- _Provided material_:

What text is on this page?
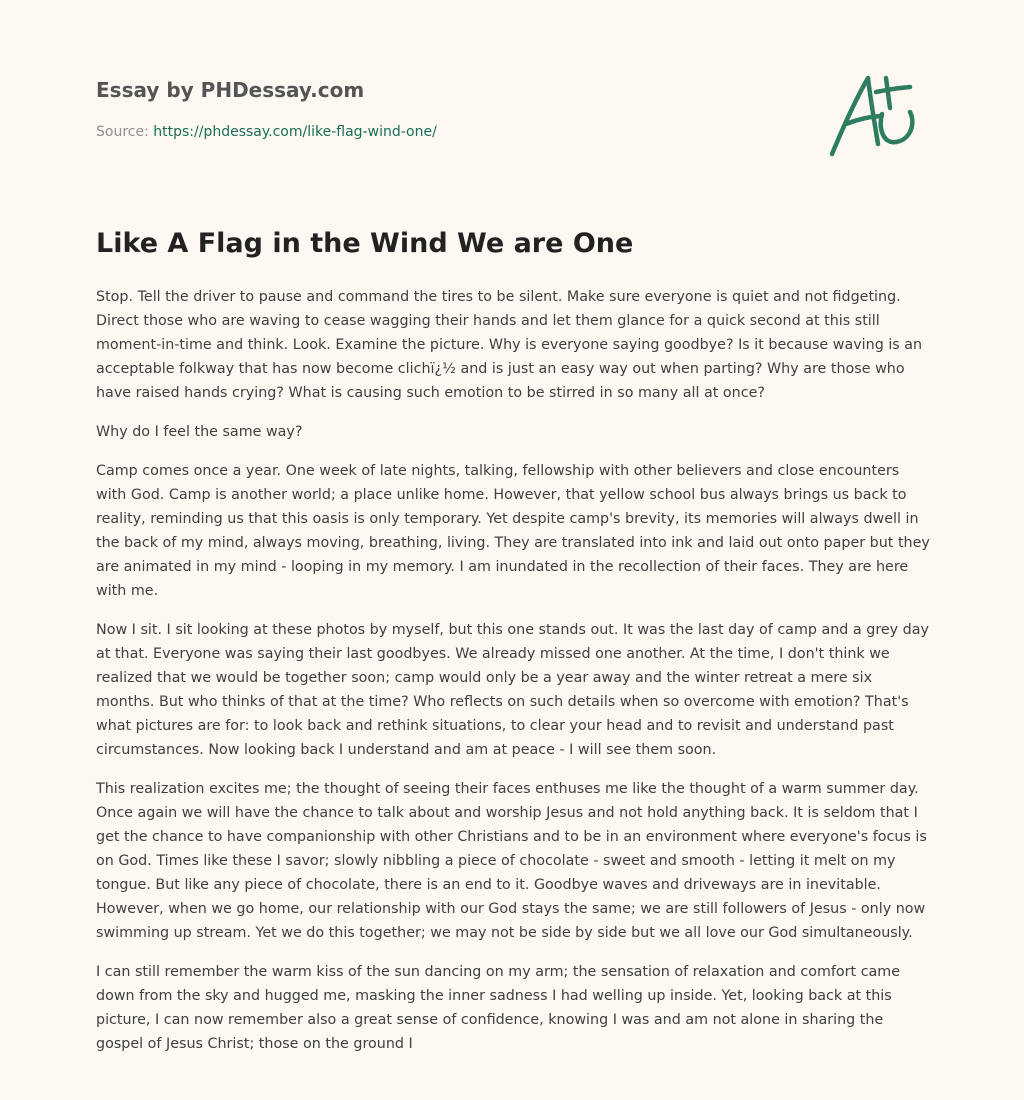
Essay by PHDessay.com
Source: https://phdessay.com/like-flag-wind-one/
Like A Flag in the Wind We are One

Stop. Tell the driver to pause and command the tires to be silent. Make sure everyone is quiet and not fidgeting. Direct those who are waving to cease wagging their hands and let them glance for a quick second at this still moment-in-time and think. Look. Examine the picture. Why is everyone saying goodbye? Is it because waving is an acceptable folkway that has now become clichï¿½ and is just an easy way out when parting? Why are those who have raised hands crying? What is causing such emotion to be stirred in so many all at once?

Why do I feel the same way?

Camp comes once a year. One week of late nights, talking, fellowship with other believers and close encounters with God. Camp is another world; a place unlike home. However, that yellow school bus always brings us back to reality, reminding us that this oasis is only temporary. Yet despite camp's brevity, its memories will always dwell in the back of my mind, always moving, breathing, living. They are translated into ink and laid out onto paper but they are animated in my mind - looping in my memory. I am inundated in the recollection of their faces. They are here with me.

Now I sit. I sit looking at these photos by myself, but this one stands out. It was the last day of camp and a grey day at that. Everyone was saying their last goodbyes. We already missed one another. At the time, I don't think we realized that we would be together soon; camp would only be a year away and the winter retreat a mere six months. But who thinks of that at the time? Who reflects on such details when so overcome with emotion? That's what pictures are for: to look back and rethink situations, to clear your head and to revisit and understand past circumstances. Now looking back I understand and am at peace - I will see them soon.

This realization excites me; the thought of seeing their faces enthuses me like the thought of a warm summer day. Once again we will have the chance to talk about and worship Jesus and not hold anything back. It is seldom that I get the chance to have companionship with other Christians and to be in an environment where everyone's focus is on God. Times like these I savor; slowly nibbling a piece of chocolate - sweet and smooth - letting it melt on my tongue. But like any piece of chocolate, there is an end to it. Goodbye waves and driveways are in inevitable. However, when we go home, our relationship with our God stays the same; we are still followers of Jesus - only now swimming up stream. Yet we do this together; we may not be side by side but we all love our God simultaneously.

I can still remember the warm kiss of the sun dancing on my arm; the sensation of relaxation and comfort came down from the sky and hugged me, masking the inner sadness I had welling up inside. Yet, looking back at this picture, I can now remember also a great sense of confidence, knowing I was and am not alone in sharing the gospel of Jesus Christ; those on the ground I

- _Work required_:
Identify lines with the string "same". Copy each one.

- _Answer below_:
Why do I feel the same way?
This realization excites me; the thought of seeing their faces enthuses me like the thought of a warm summer day. Once again we will have the chance to talk about and worship Jesus and not hold anything back. It is seldom that I get the chance to have companionship with other Christians and to be in an environment where everyone's focus is on God. Times like these I savor; slowly nibbling a piece of chocolate - sweet and smooth - letting it melt on my tongue. But like any piece of chocolate, there is an end to it. Goodbye waves and driveways are in inevitable. However, when we go home, our relationship with our God stays the same; we are still followers of Jesus - only now swimming up stream. Yet we do this together; we may not be side by side but we all love our God simultaneously.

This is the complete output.